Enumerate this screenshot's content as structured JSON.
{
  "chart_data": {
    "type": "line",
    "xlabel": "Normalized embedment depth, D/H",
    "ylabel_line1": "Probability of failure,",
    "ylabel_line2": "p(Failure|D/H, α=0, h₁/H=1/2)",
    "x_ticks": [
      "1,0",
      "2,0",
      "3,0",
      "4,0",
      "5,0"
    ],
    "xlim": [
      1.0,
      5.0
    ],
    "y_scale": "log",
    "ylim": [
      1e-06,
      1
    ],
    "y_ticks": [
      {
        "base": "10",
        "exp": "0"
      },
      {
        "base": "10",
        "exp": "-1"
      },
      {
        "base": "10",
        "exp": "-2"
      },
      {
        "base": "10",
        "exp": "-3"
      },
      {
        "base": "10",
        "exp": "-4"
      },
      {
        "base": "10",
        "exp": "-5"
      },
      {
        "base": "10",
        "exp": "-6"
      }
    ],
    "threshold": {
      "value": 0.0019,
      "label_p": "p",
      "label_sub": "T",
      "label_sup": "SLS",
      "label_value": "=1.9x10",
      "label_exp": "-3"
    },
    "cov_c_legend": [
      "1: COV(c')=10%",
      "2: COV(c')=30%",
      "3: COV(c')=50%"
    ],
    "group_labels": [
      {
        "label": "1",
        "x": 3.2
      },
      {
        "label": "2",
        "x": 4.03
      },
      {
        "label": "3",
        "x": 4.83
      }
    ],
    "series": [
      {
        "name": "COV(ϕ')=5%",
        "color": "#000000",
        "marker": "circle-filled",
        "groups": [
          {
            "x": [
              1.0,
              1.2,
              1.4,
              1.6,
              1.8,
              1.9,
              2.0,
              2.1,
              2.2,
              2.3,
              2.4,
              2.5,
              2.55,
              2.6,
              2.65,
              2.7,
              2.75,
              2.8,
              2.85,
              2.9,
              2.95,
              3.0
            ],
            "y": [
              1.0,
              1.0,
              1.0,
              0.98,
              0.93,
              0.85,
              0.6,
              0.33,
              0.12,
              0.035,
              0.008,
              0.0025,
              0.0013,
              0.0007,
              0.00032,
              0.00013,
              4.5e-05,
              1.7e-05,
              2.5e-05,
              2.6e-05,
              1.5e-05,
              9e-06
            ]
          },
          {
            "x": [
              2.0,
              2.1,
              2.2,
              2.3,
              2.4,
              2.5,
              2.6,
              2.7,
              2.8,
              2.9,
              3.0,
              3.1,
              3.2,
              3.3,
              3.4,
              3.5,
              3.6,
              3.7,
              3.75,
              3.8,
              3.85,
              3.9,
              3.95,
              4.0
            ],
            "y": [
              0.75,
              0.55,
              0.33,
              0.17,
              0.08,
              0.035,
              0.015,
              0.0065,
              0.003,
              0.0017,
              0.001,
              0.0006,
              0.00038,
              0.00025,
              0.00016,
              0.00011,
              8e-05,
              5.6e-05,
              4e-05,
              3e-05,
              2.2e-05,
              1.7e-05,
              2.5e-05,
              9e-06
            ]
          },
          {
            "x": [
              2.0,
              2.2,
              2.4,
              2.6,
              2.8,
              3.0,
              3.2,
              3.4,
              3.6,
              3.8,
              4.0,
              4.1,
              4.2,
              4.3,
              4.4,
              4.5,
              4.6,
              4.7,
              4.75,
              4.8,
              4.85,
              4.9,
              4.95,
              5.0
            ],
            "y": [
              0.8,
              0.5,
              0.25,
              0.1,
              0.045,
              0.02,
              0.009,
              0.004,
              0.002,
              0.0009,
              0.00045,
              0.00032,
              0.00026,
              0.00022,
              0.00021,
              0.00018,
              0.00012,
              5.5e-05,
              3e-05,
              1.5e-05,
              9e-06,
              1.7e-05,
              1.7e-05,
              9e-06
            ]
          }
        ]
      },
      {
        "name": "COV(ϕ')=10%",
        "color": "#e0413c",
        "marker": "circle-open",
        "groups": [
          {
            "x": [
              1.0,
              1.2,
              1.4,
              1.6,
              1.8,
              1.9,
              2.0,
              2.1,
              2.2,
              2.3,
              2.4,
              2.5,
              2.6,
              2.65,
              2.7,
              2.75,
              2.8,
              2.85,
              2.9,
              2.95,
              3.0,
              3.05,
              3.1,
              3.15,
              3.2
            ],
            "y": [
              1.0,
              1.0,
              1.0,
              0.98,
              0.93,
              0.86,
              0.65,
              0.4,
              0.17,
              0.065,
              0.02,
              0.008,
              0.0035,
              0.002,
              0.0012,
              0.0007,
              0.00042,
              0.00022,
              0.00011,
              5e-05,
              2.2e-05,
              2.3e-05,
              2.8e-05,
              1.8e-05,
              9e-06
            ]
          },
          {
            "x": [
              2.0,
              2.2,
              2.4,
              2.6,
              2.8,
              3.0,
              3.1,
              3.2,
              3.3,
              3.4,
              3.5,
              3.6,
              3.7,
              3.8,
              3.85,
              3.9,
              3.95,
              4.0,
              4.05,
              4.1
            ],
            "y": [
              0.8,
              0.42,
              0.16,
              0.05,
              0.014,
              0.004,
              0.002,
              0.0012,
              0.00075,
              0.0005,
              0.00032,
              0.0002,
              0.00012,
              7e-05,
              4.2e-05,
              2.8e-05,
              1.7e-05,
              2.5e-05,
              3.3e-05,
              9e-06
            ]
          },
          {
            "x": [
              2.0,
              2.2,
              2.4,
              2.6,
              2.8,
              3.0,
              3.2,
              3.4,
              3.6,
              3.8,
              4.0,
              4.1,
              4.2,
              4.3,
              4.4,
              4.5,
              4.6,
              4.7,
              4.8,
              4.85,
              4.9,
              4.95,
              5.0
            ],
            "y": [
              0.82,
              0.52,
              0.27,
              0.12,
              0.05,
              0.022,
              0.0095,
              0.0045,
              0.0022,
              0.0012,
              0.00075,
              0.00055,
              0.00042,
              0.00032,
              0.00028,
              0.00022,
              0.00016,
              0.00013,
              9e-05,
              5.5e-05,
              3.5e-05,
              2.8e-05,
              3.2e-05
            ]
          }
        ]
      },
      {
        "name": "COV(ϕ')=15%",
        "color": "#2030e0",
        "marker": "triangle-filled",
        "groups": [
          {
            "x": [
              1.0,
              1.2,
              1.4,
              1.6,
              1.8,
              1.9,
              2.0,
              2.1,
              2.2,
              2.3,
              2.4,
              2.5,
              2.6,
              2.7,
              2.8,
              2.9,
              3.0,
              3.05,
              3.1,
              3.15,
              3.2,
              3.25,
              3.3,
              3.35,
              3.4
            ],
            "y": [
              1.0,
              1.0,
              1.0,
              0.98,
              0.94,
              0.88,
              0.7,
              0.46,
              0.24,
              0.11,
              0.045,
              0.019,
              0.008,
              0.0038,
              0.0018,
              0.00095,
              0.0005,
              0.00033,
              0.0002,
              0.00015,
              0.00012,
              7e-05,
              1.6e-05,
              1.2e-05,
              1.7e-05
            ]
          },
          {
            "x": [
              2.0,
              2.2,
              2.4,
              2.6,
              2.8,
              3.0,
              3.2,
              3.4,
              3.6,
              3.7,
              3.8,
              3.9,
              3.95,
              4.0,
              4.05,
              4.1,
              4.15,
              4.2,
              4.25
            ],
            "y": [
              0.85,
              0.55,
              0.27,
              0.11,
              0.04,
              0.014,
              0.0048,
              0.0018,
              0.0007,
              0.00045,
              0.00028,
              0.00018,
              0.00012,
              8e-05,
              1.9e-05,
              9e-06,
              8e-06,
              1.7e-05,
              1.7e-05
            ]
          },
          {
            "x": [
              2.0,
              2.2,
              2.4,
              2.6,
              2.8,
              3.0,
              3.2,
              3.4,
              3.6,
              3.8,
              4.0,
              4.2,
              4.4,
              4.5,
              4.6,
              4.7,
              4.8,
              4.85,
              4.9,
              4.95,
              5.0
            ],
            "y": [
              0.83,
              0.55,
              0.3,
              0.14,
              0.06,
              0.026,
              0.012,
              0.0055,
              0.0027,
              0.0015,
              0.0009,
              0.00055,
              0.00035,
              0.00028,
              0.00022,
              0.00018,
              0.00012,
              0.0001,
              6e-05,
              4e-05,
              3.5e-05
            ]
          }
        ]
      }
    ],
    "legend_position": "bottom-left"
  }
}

• Written exercise
Note each line of the entries that has "filled" in it, and copy those lines.

• Written answer
        "marker": "circle-filled",
        "marker": "triangle-filled",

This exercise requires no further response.